Copy, in full, each line of the material that holds the word "color".

—————

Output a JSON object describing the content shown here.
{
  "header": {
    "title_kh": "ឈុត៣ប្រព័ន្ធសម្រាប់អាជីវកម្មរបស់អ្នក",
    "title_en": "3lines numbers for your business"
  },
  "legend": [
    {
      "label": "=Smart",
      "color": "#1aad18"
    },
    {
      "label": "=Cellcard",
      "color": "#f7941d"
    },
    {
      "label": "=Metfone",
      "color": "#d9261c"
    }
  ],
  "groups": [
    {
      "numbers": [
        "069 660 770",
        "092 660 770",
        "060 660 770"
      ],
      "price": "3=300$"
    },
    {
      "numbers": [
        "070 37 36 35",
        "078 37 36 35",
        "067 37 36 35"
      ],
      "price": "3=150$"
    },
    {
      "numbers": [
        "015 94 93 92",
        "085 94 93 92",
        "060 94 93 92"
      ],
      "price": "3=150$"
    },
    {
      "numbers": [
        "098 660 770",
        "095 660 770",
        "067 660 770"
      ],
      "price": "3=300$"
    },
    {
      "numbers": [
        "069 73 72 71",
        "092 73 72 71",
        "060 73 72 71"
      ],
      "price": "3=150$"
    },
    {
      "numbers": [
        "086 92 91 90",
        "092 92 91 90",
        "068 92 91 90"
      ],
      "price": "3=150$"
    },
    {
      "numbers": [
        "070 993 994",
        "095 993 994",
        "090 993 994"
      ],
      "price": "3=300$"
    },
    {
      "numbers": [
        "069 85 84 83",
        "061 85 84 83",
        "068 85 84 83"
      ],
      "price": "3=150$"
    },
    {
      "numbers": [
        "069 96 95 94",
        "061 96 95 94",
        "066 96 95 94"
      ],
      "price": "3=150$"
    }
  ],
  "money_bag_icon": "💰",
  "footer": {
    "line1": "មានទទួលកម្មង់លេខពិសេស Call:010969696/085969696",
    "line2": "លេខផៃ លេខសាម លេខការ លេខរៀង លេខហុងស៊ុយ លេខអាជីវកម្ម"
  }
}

—————

EXPECTED ANSWER —
      "color": "#1aad18"
      "color": "#f7941d"
      "color": "#d9261c"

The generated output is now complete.